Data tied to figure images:
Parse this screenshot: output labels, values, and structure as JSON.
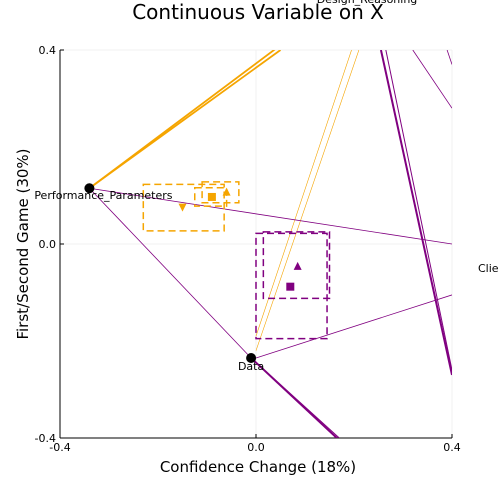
{
  "chart_data": {
    "type": "scatter",
    "title": "Continuous Variable on X",
    "xlabel": "Confidence Change (18%)",
    "ylabel": "First/Second Game (30%)",
    "xlim": [
      -0.4,
      0.4
    ],
    "ylim": [
      -0.4,
      0.4
    ],
    "xticks": [
      "-0.4",
      "0.0",
      "0.4"
    ],
    "yticks": [
      "-0.4",
      "0.0",
      "0.4"
    ],
    "grid": true,
    "legend": "none",
    "colors": {
      "orange": "#f5a500",
      "purple": "#800080",
      "node": "#000000"
    },
    "nodes": [
      {
        "label": "Performance_Parameters",
        "x": -0.34,
        "y": 0.115
      },
      {
        "label": "Data",
        "x": -0.01,
        "y": -0.235
      },
      {
        "label": "Design_Reasoning",
        "x": 0.2,
        "y": 0.92
      },
      {
        "label": "Clie",
        "x": 0.45,
        "y": -0.05
      }
    ],
    "orange_edges": [
      {
        "from": [
          -0.34,
          0.115
        ],
        "to": [
          0.05,
          0.4
        ]
      },
      {
        "from": [
          -0.34,
          0.115
        ],
        "to": [
          0.05,
          0.41
        ]
      }
    ],
    "orange_thin_edges": [
      {
        "from": [
          0.0,
          -0.19
        ],
        "to": [
          0.195,
          0.4
        ]
      },
      {
        "from": [
          0.0,
          -0.22
        ],
        "to": [
          0.21,
          0.4
        ]
      }
    ],
    "purple_edges": [
      {
        "from": [
          -0.34,
          0.115
        ],
        "to": [
          0.4,
          0.0
        ],
        "width": 0.8
      },
      {
        "from": [
          -0.34,
          0.115
        ],
        "to": [
          -0.01,
          -0.235
        ],
        "width": 0.8
      },
      {
        "from": [
          -0.01,
          -0.235
        ],
        "to": [
          0.165,
          -0.4
        ],
        "width": 2
      },
      {
        "from": [
          -0.01,
          -0.235
        ],
        "to": [
          0.17,
          -0.4
        ],
        "width": 1
      },
      {
        "from": [
          0.255,
          0.4
        ],
        "to": [
          0.4,
          -0.27
        ],
        "width": 2
      },
      {
        "from": [
          0.265,
          0.4
        ],
        "to": [
          0.4,
          -0.26
        ],
        "width": 1
      },
      {
        "from": [
          0.32,
          0.4
        ],
        "to": [
          0.4,
          0.28
        ],
        "width": 0.8
      },
      {
        "from": [
          0.39,
          0.4
        ],
        "to": [
          0.4,
          0.37
        ],
        "width": 0.8
      },
      {
        "from": [
          0.0,
          -0.235
        ],
        "to": [
          0.4,
          -0.105
        ],
        "width": 0.8
      }
    ],
    "series": [
      {
        "color": "orange",
        "markers": [
          {
            "shape": "square",
            "x": -0.09,
            "y": 0.097
          },
          {
            "shape": "triangle-up",
            "x": -0.06,
            "y": 0.108
          },
          {
            "shape": "triangle-down",
            "x": -0.15,
            "y": 0.075
          }
        ],
        "boxes": [
          {
            "x0": -0.23,
            "x1": -0.065,
            "y0": 0.027,
            "y1": 0.123
          },
          {
            "x0": -0.11,
            "x1": -0.035,
            "y0": 0.085,
            "y1": 0.128
          },
          {
            "x0": -0.125,
            "x1": -0.06,
            "y0": 0.078,
            "y1": 0.116
          }
        ]
      },
      {
        "color": "purple",
        "markers": [
          {
            "shape": "square",
            "x": 0.07,
            "y": -0.088
          },
          {
            "shape": "triangle-up",
            "x": 0.085,
            "y": -0.045
          }
        ],
        "boxes": [
          {
            "x0": 0.0,
            "x1": 0.145,
            "y0": -0.195,
            "y1": 0.022
          },
          {
            "x0": 0.015,
            "x1": 0.15,
            "y0": -0.112,
            "y1": 0.025
          }
        ]
      }
    ]
  }
}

Given problem – Give every record back exactly as it reads, with no images.

Answer for the task –
Parse this screenshot: output labels, values, and structure as JSON.
{
  "chart_data": {
    "type": "scatter",
    "title": "Continuous Variable on X",
    "xlabel": "Confidence Change (18%)",
    "ylabel": "First/Second Game (30%)",
    "xlim": [
      -0.4,
      0.4
    ],
    "ylim": [
      -0.4,
      0.4
    ],
    "xticks": [
      "-0.4",
      "0.0",
      "0.4"
    ],
    "yticks": [
      "-0.4",
      "0.0",
      "0.4"
    ],
    "grid": true,
    "legend": "none",
    "colors": {
      "orange": "#f5a500",
      "purple": "#800080",
      "node": "#000000"
    },
    "nodes": [
      {
        "label": "Performance_Parameters",
        "x": -0.34,
        "y": 0.115
      },
      {
        "label": "Data",
        "x": -0.01,
        "y": -0.235
      },
      {
        "label": "Design_Reasoning",
        "x": 0.2,
        "y": 0.92
      },
      {
        "label": "Clie",
        "x": 0.45,
        "y": -0.05
      }
    ],
    "orange_edges": [
      {
        "from": [
          -0.34,
          0.115
        ],
        "to": [
          0.05,
          0.4
        ]
      },
      {
        "from": [
          -0.34,
          0.115
        ],
        "to": [
          0.05,
          0.41
        ]
      }
    ],
    "orange_thin_edges": [
      {
        "from": [
          0.0,
          -0.19
        ],
        "to": [
          0.195,
          0.4
        ]
      },
      {
        "from": [
          0.0,
          -0.22
        ],
        "to": [
          0.21,
          0.4
        ]
      }
    ],
    "purple_edges": [
      {
        "from": [
          -0.34,
          0.115
        ],
        "to": [
          0.4,
          0.0
        ],
        "width": 0.8
      },
      {
        "from": [
          -0.34,
          0.115
        ],
        "to": [
          -0.01,
          -0.235
        ],
        "width": 0.8
      },
      {
        "from": [
          -0.01,
          -0.235
        ],
        "to": [
          0.165,
          -0.4
        ],
        "width": 2
      },
      {
        "from": [
          -0.01,
          -0.235
        ],
        "to": [
          0.17,
          -0.4
        ],
        "width": 1
      },
      {
        "from": [
          0.255,
          0.4
        ],
        "to": [
          0.4,
          -0.27
        ],
        "width": 2
      },
      {
        "from": [
          0.265,
          0.4
        ],
        "to": [
          0.4,
          -0.26
        ],
        "width": 1
      },
      {
        "from": [
          0.32,
          0.4
        ],
        "to": [
          0.4,
          0.28
        ],
        "width": 0.8
      },
      {
        "from": [
          0.39,
          0.4
        ],
        "to": [
          0.4,
          0.37
        ],
        "width": 0.8
      },
      {
        "from": [
          0.0,
          -0.235
        ],
        "to": [
          0.4,
          -0.105
        ],
        "width": 0.8
      }
    ],
    "series": [
      {
        "color": "orange",
        "markers": [
          {
            "shape": "square",
            "x": -0.09,
            "y": 0.097
          },
          {
            "shape": "triangle-up",
            "x": -0.06,
            "y": 0.108
          },
          {
            "shape": "triangle-down",
            "x": -0.15,
            "y": 0.075
          }
        ],
        "boxes": [
          {
            "x0": -0.23,
            "x1": -0.065,
            "y0": 0.027,
            "y1": 0.123
          },
          {
            "x0": -0.11,
            "x1": -0.035,
            "y0": 0.085,
            "y1": 0.128
          },
          {
            "x0": -0.125,
            "x1": -0.06,
            "y0": 0.078,
            "y1": 0.116
          }
        ]
      },
      {
        "color": "purple",
        "markers": [
          {
            "shape": "square",
            "x": 0.07,
            "y": -0.088
          },
          {
            "shape": "triangle-up",
            "x": 0.085,
            "y": -0.045
          }
        ],
        "boxes": [
          {
            "x0": 0.0,
            "x1": 0.145,
            "y0": -0.195,
            "y1": 0.022
          },
          {
            "x0": 0.015,
            "x1": 0.15,
            "y0": -0.112,
            "y1": 0.025
          }
        ]
      }
    ]
  }
}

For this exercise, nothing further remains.